What to produce
Give the number of lines that contain the string "colori", please, and nothing else.

Records for the exercise
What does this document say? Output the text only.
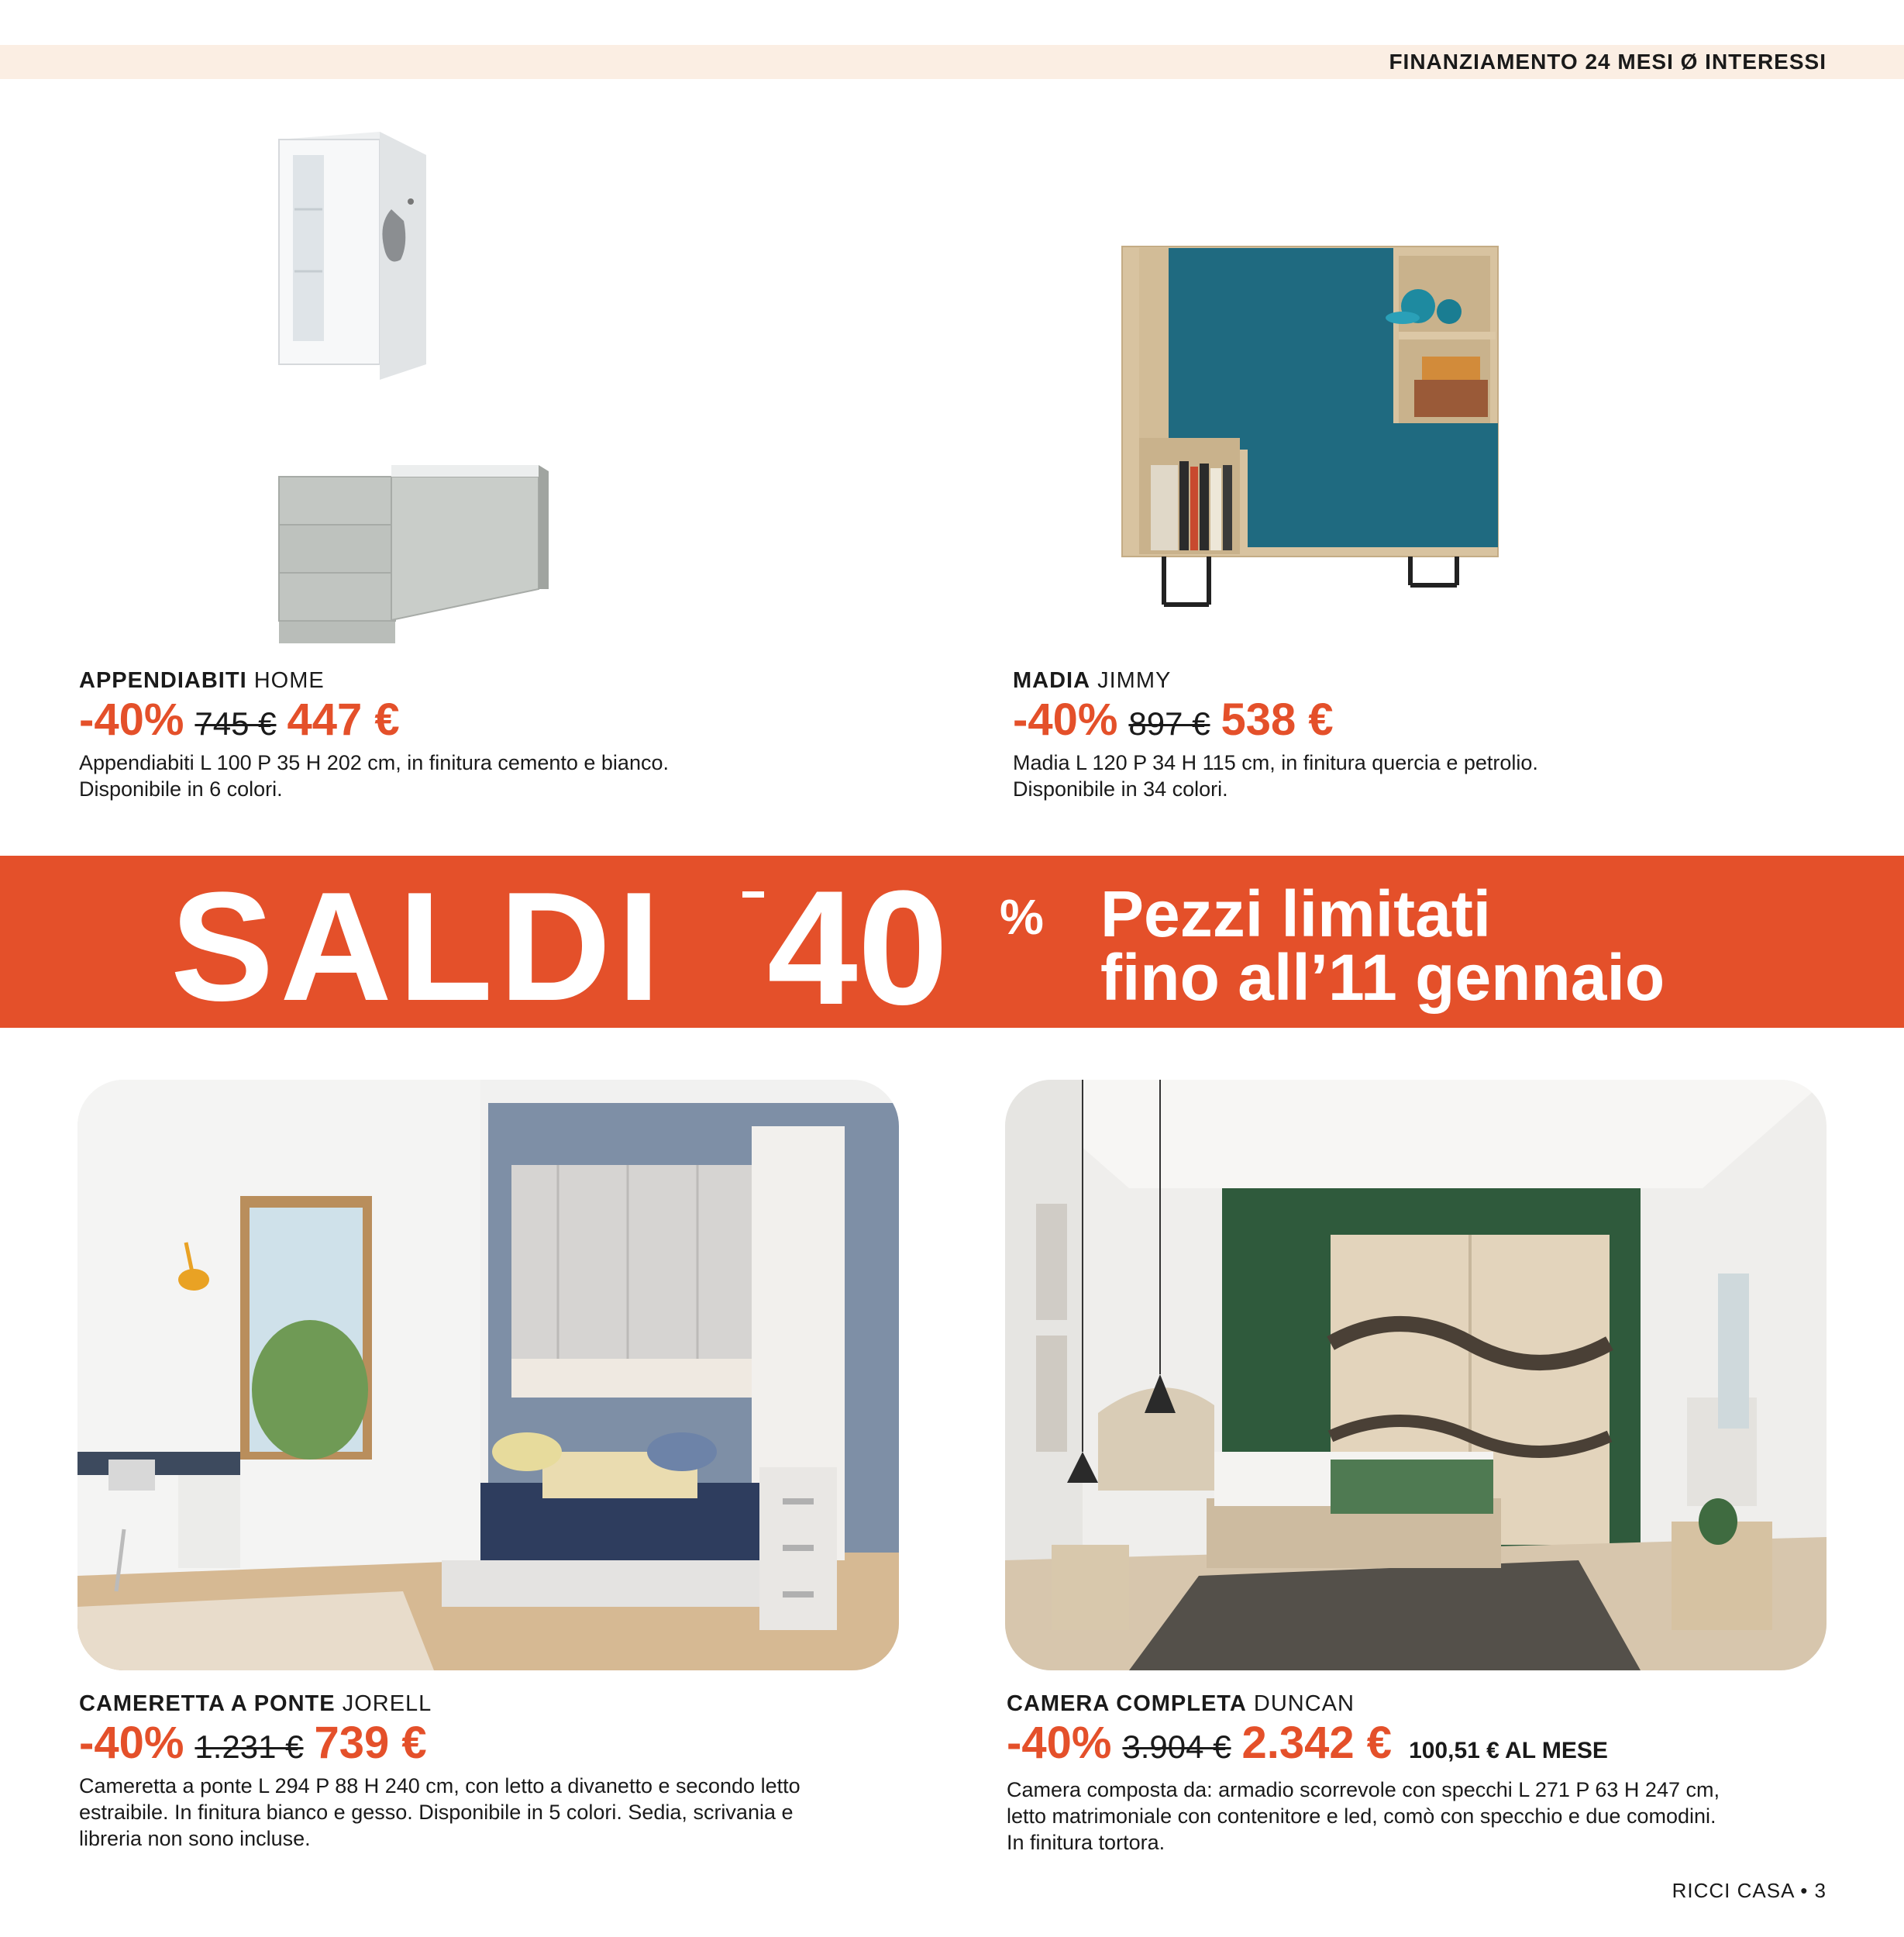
FINANZIAMENTO 24 MESI Ø INTERESSI
APPENDIABITI HOME
-40% 745 € 447 €
Appendiabiti L 100 P 35 H 202 cm, in finitura cemento e bianco.
Disponibile in 6 colori.
MADIA JIMMY
-40% 897 € 538 €
Madia L 120 P 34 H 115 cm, in finitura quercia e petrolio.
Disponibile in 34 colori.
SALDI 40 % Pezzi limitati
fino all’11 gennaio
CAMERETTA A PONTE JORELL
-40% 1.231 € 739 €
Cameretta a ponte L 294 P 88 H 240 cm, con letto a divanetto e secondo letto
estraibile. In finitura bianco e gesso. Disponibile in 5 colori. Sedia, scrivania e
libreria non sono incluse.
CAMERA COMPLETA DUNCAN
-40% 3.904 € 2.342 € 100,51 € AL MESE
Camera composta da: armadio scorrevole con specchi L 271 P 63 H 247 cm,
letto matrimoniale con contenitore e led, comò con specchio e due comodini.
In finitura tortora.
RICCI CASA • 3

Result
3